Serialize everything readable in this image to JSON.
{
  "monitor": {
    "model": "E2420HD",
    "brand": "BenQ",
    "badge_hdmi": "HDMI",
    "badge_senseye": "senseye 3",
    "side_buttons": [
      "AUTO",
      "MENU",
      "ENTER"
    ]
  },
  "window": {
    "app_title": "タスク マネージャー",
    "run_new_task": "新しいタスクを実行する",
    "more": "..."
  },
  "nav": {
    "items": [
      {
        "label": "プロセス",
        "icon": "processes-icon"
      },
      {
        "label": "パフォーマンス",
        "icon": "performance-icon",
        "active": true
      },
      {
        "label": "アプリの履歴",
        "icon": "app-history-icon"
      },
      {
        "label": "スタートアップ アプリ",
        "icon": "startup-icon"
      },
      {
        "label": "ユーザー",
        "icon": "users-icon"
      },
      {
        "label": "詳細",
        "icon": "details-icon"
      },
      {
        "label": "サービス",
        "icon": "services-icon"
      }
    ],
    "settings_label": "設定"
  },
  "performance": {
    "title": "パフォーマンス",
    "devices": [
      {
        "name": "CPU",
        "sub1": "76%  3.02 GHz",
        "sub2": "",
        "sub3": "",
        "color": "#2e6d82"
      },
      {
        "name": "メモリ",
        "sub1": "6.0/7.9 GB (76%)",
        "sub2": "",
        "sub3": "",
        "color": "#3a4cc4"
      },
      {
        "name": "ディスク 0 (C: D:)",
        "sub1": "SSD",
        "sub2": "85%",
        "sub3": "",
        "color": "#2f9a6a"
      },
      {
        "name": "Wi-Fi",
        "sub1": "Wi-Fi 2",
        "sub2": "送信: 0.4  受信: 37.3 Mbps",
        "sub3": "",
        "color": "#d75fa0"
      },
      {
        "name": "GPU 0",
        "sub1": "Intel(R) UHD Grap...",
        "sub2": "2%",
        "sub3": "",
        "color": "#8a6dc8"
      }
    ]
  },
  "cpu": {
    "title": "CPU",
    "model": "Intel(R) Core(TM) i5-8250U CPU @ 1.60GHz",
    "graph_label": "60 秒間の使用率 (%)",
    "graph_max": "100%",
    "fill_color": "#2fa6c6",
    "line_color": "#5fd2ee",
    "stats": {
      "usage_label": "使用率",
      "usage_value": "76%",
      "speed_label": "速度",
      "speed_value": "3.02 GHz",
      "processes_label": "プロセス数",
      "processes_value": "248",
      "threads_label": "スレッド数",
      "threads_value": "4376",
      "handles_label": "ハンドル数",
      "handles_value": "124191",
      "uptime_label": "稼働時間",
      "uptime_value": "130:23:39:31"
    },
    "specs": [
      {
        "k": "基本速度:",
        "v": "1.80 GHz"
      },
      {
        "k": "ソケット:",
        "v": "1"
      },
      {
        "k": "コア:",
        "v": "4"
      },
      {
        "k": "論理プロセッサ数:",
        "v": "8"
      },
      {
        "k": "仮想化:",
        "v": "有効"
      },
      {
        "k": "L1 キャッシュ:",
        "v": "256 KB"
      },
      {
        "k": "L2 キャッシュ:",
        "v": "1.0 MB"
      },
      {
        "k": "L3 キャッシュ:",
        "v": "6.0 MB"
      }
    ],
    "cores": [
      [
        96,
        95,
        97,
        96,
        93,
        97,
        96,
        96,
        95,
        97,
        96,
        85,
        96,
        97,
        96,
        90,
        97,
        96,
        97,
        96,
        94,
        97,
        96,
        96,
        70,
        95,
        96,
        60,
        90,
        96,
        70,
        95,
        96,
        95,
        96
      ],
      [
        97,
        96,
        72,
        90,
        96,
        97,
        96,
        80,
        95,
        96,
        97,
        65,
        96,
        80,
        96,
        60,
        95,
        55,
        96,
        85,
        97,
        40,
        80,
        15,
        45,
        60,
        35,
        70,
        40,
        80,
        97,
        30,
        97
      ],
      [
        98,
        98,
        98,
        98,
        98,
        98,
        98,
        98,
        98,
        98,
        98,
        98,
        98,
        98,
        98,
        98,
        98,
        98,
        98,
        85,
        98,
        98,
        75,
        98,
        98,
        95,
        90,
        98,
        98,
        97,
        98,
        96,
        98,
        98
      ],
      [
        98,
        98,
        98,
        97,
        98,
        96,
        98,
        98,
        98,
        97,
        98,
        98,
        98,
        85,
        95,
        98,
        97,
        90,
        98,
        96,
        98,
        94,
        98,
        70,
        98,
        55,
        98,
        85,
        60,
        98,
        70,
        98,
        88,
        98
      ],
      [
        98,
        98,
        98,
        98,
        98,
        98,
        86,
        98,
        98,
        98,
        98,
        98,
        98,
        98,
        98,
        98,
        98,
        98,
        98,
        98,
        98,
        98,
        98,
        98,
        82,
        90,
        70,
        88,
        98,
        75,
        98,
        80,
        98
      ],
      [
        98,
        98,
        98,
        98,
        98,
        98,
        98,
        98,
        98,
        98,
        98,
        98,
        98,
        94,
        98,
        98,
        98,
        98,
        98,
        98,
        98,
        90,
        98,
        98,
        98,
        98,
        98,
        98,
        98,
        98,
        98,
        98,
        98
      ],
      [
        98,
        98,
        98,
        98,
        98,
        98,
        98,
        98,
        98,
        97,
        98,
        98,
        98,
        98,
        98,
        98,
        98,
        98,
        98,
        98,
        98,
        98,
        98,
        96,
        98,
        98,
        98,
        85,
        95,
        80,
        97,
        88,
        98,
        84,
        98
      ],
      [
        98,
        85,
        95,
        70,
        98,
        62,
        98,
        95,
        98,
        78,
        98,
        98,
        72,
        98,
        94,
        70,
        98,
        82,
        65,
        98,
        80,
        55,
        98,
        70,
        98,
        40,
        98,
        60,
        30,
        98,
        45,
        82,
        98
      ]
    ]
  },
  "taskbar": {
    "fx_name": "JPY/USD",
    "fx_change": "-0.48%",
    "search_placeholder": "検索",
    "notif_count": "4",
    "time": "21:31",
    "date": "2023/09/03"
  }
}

Task statement →
Out of the material above, select every line that holds the string "Intel".

Response to the task →
        "sub1": "Intel(R) UHD Grap...",
    "model": "Intel(R) Core(TM) i5-8250U CPU @ 1.60GHz",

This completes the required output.